Switch "bounding box" to "box" throughout the data below, and keep everything else the same.

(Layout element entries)
===============

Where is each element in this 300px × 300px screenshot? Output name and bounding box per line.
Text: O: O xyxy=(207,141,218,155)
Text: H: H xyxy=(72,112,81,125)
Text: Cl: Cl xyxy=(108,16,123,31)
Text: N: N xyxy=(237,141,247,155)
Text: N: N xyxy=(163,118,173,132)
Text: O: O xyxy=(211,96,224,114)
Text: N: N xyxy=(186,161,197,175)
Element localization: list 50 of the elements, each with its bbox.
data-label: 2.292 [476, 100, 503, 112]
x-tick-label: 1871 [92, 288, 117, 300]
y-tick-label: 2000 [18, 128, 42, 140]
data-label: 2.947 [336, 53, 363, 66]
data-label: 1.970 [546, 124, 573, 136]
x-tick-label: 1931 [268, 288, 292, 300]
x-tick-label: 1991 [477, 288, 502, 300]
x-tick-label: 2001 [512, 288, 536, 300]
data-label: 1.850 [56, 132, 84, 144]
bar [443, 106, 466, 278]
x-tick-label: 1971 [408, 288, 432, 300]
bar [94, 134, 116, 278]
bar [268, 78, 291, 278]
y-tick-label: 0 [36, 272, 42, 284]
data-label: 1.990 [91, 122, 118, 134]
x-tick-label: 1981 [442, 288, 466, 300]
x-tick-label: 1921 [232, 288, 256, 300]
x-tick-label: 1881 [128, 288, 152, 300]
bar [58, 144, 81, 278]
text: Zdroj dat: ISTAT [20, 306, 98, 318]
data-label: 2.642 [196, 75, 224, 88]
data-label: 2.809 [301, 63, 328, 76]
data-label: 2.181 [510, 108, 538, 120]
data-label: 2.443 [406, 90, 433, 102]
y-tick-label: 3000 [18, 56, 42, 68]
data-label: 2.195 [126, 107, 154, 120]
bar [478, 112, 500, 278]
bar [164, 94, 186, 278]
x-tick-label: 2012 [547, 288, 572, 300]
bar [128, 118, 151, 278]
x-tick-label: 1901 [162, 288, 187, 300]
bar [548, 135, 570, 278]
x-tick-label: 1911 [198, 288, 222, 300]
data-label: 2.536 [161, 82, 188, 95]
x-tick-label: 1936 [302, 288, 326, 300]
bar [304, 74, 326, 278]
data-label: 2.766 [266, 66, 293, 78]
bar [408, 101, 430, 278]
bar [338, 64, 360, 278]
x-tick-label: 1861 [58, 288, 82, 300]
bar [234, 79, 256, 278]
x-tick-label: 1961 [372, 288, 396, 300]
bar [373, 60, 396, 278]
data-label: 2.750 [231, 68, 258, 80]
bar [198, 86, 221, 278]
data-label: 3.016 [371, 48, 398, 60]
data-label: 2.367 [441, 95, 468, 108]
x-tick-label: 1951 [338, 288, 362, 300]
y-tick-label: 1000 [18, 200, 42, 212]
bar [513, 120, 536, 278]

===============

_The response_
Where is each element in this 300px × 300px screenshot? Output name and box per line.
Text: O: O xyxy=(207,141,218,155)
Text: H: H xyxy=(72,112,81,125)
Text: Cl: Cl xyxy=(108,16,123,31)
Text: N: N xyxy=(237,141,247,155)
Text: N: N xyxy=(163,118,173,132)
Text: O: O xyxy=(211,96,224,114)
Text: N: N xyxy=(186,161,197,175)
Element localization: list 50 of the elements, each with its bbox.
data-label: 2.292 [476, 100, 503, 112]
x-tick-label: 1871 [92, 288, 117, 300]
y-tick-label: 2000 [18, 128, 42, 140]
data-label: 2.947 [336, 53, 363, 66]
data-label: 1.970 [546, 124, 573, 136]
x-tick-label: 1931 [268, 288, 292, 300]
x-tick-label: 1991 [477, 288, 502, 300]
x-tick-label: 2001 [512, 288, 536, 300]
data-label: 1.850 [56, 132, 84, 144]
bar [443, 106, 466, 278]
x-tick-label: 1971 [408, 288, 432, 300]
bar [94, 134, 116, 278]
bar [268, 78, 291, 278]
y-tick-label: 0 [36, 272, 42, 284]
data-label: 1.990 [91, 122, 118, 134]
x-tick-label: 1981 [442, 288, 466, 300]
x-tick-label: 1921 [232, 288, 256, 300]
x-tick-label: 1881 [128, 288, 152, 300]
bar [58, 144, 81, 278]
text: Zdroj dat: ISTAT [20, 306, 98, 318]
data-label: 2.642 [196, 75, 224, 88]
data-label: 2.809 [301, 63, 328, 76]
data-label: 2.181 [510, 108, 538, 120]
data-label: 2.443 [406, 90, 433, 102]
y-tick-label: 3000 [18, 56, 42, 68]
data-label: 2.195 [126, 107, 154, 120]
bar [478, 112, 500, 278]
bar [164, 94, 186, 278]
x-tick-label: 2012 [547, 288, 572, 300]
bar [128, 118, 151, 278]
x-tick-label: 1901 [162, 288, 187, 300]
bar [548, 135, 570, 278]
x-tick-label: 1911 [198, 288, 222, 300]
data-label: 2.536 [161, 82, 188, 95]
x-tick-label: 1936 [302, 288, 326, 300]
bar [304, 74, 326, 278]
data-label: 2.766 [266, 66, 293, 78]
bar [408, 101, 430, 278]
bar [338, 64, 360, 278]
x-tick-label: 1861 [58, 288, 82, 300]
bar [234, 79, 256, 278]
x-tick-label: 1961 [372, 288, 396, 300]
bar [373, 60, 396, 278]
data-label: 2.750 [231, 68, 258, 80]
bar [198, 86, 221, 278]
data-label: 3.016 [371, 48, 398, 60]
data-label: 2.367 [441, 95, 468, 108]
x-tick-label: 1951 [338, 288, 362, 300]
y-tick-label: 1000 [18, 200, 42, 212]
bar [513, 120, 536, 278]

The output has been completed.